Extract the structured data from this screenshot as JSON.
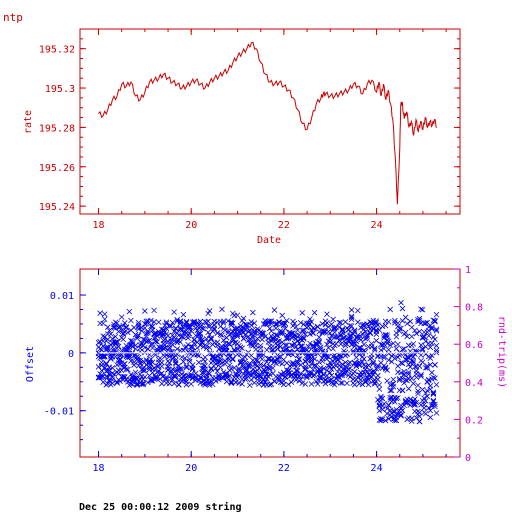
{
  "page": {
    "corner_label": "ntp",
    "footer": "Dec 25 00:00:12 2009 string"
  },
  "colors": {
    "rate": "#cc0000",
    "offset": "#0000ee",
    "rtt_axis": "#cc00cc",
    "frame": "#cc0000"
  },
  "chart_data": [
    {
      "type": "line",
      "ylabel": "rate",
      "xlabel": "Date",
      "xlim": [
        17.6,
        25.8
      ],
      "ylim": [
        195.236,
        195.33
      ],
      "xticks": [
        18,
        20,
        22,
        24
      ],
      "yticks": [
        195.24,
        195.26,
        195.28,
        195.3,
        195.32
      ],
      "ytick_labels": [
        "195.24",
        "195.26",
        "195.28",
        "195.3",
        "195.32"
      ],
      "grid": false,
      "series": [
        {
          "x": [
            18.0,
            18.1,
            18.2,
            18.3,
            18.4,
            18.5,
            18.6,
            18.7,
            18.8,
            18.9,
            19.0,
            19.1,
            19.2,
            19.3,
            19.4,
            19.5,
            19.6,
            19.7,
            19.8,
            19.9,
            20.0,
            20.1,
            20.2,
            20.3,
            20.4,
            20.5,
            20.6,
            20.7,
            20.8,
            20.9,
            21.0,
            21.1,
            21.2,
            21.3,
            21.4,
            21.5,
            21.6,
            21.7,
            21.8,
            21.9,
            22.0,
            22.1,
            22.2,
            22.3,
            22.4,
            22.5,
            22.6,
            22.7,
            22.8,
            22.85,
            22.9,
            23.0,
            23.1,
            23.2,
            23.3,
            23.4,
            23.5,
            23.6,
            23.7,
            23.8,
            23.9,
            24.0,
            24.05,
            24.1,
            24.15,
            24.2,
            24.25,
            24.3,
            24.35,
            24.4,
            24.45,
            24.5,
            24.52,
            24.55,
            24.58,
            24.6,
            24.65,
            24.7,
            24.75,
            24.8,
            24.85,
            24.9,
            24.95,
            25.0,
            25.05,
            25.1,
            25.15,
            25.2,
            25.25,
            25.3
          ],
          "y": [
            195.287,
            195.286,
            195.289,
            195.294,
            195.296,
            195.302,
            195.301,
            195.303,
            195.296,
            195.294,
            195.298,
            195.303,
            195.304,
            195.305,
            195.307,
            195.305,
            195.303,
            195.302,
            195.3,
            195.301,
            195.303,
            195.304,
            195.302,
            195.3,
            195.303,
            195.305,
            195.306,
            195.308,
            195.309,
            195.313,
            195.316,
            195.318,
            195.32,
            195.323,
            195.32,
            195.313,
            195.307,
            195.303,
            195.302,
            195.303,
            195.301,
            195.299,
            195.295,
            195.289,
            195.282,
            195.279,
            195.285,
            195.292,
            195.295,
            195.297,
            195.297,
            195.296,
            195.296,
            195.297,
            195.298,
            195.299,
            195.302,
            195.301,
            195.297,
            195.302,
            195.304,
            195.298,
            195.303,
            195.296,
            195.302,
            195.294,
            195.299,
            195.292,
            195.284,
            195.266,
            195.241,
            195.27,
            195.291,
            195.293,
            195.287,
            195.285,
            195.288,
            195.28,
            195.283,
            195.276,
            195.284,
            195.278,
            195.283,
            195.279,
            195.285,
            195.28,
            195.283,
            195.281,
            195.284,
            195.28
          ]
        }
      ]
    },
    {
      "type": "scatter",
      "ylabel": "Offset",
      "y2label": "rnd-trip(ms)",
      "xlim": [
        17.6,
        25.8
      ],
      "ylim": [
        -0.018,
        0.0145
      ],
      "y2lim": [
        0,
        1
      ],
      "xticks": [
        18,
        20,
        22,
        24
      ],
      "yticks": [
        -0.01,
        0,
        0.01
      ],
      "ytick_labels": [
        "-0.01",
        "0",
        "0.01"
      ],
      "y2ticks": [
        0,
        0.2,
        0.4,
        0.6,
        0.8,
        1
      ],
      "y2tick_labels": [
        "0",
        "0.2",
        "0.4",
        "0.6",
        "0.8",
        "1"
      ],
      "grid": false,
      "series": [
        {
          "x_start": 18.0,
          "x_end": 25.3,
          "x_step": 0.0333,
          "baseline": 0.0,
          "band": [
            {
              "x_from": 18.0,
              "x_to": 24.0,
              "low": -0.008,
              "high": 0.008
            },
            {
              "x_from": 24.0,
              "x_to": 25.3,
              "low": -0.016,
              "high": 0.0095
            }
          ]
        }
      ]
    }
  ]
}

################

Task objective:
Omit pictures; set down the rest of the material word for word.

Final result:
Extract the structured data from this screenshot as JSON.
{
  "page": {
    "corner_label": "ntp",
    "footer": "Dec 25 00:00:12 2009 string"
  },
  "colors": {
    "rate": "#cc0000",
    "offset": "#0000ee",
    "rtt_axis": "#cc00cc",
    "frame": "#cc0000"
  },
  "chart_data": [
    {
      "type": "line",
      "ylabel": "rate",
      "xlabel": "Date",
      "xlim": [
        17.6,
        25.8
      ],
      "ylim": [
        195.236,
        195.33
      ],
      "xticks": [
        18,
        20,
        22,
        24
      ],
      "yticks": [
        195.24,
        195.26,
        195.28,
        195.3,
        195.32
      ],
      "ytick_labels": [
        "195.24",
        "195.26",
        "195.28",
        "195.3",
        "195.32"
      ],
      "grid": false,
      "series": [
        {
          "x": [
            18.0,
            18.1,
            18.2,
            18.3,
            18.4,
            18.5,
            18.6,
            18.7,
            18.8,
            18.9,
            19.0,
            19.1,
            19.2,
            19.3,
            19.4,
            19.5,
            19.6,
            19.7,
            19.8,
            19.9,
            20.0,
            20.1,
            20.2,
            20.3,
            20.4,
            20.5,
            20.6,
            20.7,
            20.8,
            20.9,
            21.0,
            21.1,
            21.2,
            21.3,
            21.4,
            21.5,
            21.6,
            21.7,
            21.8,
            21.9,
            22.0,
            22.1,
            22.2,
            22.3,
            22.4,
            22.5,
            22.6,
            22.7,
            22.8,
            22.85,
            22.9,
            23.0,
            23.1,
            23.2,
            23.3,
            23.4,
            23.5,
            23.6,
            23.7,
            23.8,
            23.9,
            24.0,
            24.05,
            24.1,
            24.15,
            24.2,
            24.25,
            24.3,
            24.35,
            24.4,
            24.45,
            24.5,
            24.52,
            24.55,
            24.58,
            24.6,
            24.65,
            24.7,
            24.75,
            24.8,
            24.85,
            24.9,
            24.95,
            25.0,
            25.05,
            25.1,
            25.15,
            25.2,
            25.25,
            25.3
          ],
          "y": [
            195.287,
            195.286,
            195.289,
            195.294,
            195.296,
            195.302,
            195.301,
            195.303,
            195.296,
            195.294,
            195.298,
            195.303,
            195.304,
            195.305,
            195.307,
            195.305,
            195.303,
            195.302,
            195.3,
            195.301,
            195.303,
            195.304,
            195.302,
            195.3,
            195.303,
            195.305,
            195.306,
            195.308,
            195.309,
            195.313,
            195.316,
            195.318,
            195.32,
            195.323,
            195.32,
            195.313,
            195.307,
            195.303,
            195.302,
            195.303,
            195.301,
            195.299,
            195.295,
            195.289,
            195.282,
            195.279,
            195.285,
            195.292,
            195.295,
            195.297,
            195.297,
            195.296,
            195.296,
            195.297,
            195.298,
            195.299,
            195.302,
            195.301,
            195.297,
            195.302,
            195.304,
            195.298,
            195.303,
            195.296,
            195.302,
            195.294,
            195.299,
            195.292,
            195.284,
            195.266,
            195.241,
            195.27,
            195.291,
            195.293,
            195.287,
            195.285,
            195.288,
            195.28,
            195.283,
            195.276,
            195.284,
            195.278,
            195.283,
            195.279,
            195.285,
            195.28,
            195.283,
            195.281,
            195.284,
            195.28
          ]
        }
      ]
    },
    {
      "type": "scatter",
      "ylabel": "Offset",
      "y2label": "rnd-trip(ms)",
      "xlim": [
        17.6,
        25.8
      ],
      "ylim": [
        -0.018,
        0.0145
      ],
      "y2lim": [
        0,
        1
      ],
      "xticks": [
        18,
        20,
        22,
        24
      ],
      "yticks": [
        -0.01,
        0,
        0.01
      ],
      "ytick_labels": [
        "-0.01",
        "0",
        "0.01"
      ],
      "y2ticks": [
        0,
        0.2,
        0.4,
        0.6,
        0.8,
        1
      ],
      "y2tick_labels": [
        "0",
        "0.2",
        "0.4",
        "0.6",
        "0.8",
        "1"
      ],
      "grid": false,
      "series": [
        {
          "x_start": 18.0,
          "x_end": 25.3,
          "x_step": 0.0333,
          "baseline": 0.0,
          "band": [
            {
              "x_from": 18.0,
              "x_to": 24.0,
              "low": -0.008,
              "high": 0.008
            },
            {
              "x_from": 24.0,
              "x_to": 25.3,
              "low": -0.016,
              "high": 0.0095
            }
          ]
        }
      ]
    }
  ]
}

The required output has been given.